### RECORDS FOR THIS TASK
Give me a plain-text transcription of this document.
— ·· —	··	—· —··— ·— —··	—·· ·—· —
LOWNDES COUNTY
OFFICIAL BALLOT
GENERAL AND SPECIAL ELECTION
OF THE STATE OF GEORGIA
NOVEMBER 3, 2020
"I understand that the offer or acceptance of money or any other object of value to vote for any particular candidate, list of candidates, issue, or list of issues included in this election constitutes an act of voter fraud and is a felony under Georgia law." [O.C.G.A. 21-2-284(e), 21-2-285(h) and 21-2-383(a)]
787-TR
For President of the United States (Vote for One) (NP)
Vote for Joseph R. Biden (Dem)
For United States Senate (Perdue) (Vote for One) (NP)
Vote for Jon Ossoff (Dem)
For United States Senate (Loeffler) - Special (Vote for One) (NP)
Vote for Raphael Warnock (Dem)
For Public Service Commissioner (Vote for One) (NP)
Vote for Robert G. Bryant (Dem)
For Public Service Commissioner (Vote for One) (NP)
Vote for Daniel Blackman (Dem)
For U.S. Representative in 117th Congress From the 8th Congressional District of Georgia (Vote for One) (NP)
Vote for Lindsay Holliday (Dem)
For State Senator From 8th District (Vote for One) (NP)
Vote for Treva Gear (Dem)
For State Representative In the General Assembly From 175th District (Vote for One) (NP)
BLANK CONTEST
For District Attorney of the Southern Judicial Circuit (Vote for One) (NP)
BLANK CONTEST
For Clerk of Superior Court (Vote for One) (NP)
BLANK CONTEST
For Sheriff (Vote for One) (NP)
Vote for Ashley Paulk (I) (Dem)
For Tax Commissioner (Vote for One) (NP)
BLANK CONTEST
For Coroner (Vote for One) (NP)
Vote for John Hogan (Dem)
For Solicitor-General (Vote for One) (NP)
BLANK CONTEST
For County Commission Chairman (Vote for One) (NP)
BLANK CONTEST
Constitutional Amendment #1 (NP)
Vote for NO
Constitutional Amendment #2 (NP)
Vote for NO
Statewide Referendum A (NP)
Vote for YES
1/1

### TO BE DONE
Copy out every line that includes the word "Constitutional".

### RESULT OF THIS EXERCISE
Constitutional Amendment #1 (NP)
Constitutional Amendment #2 (NP)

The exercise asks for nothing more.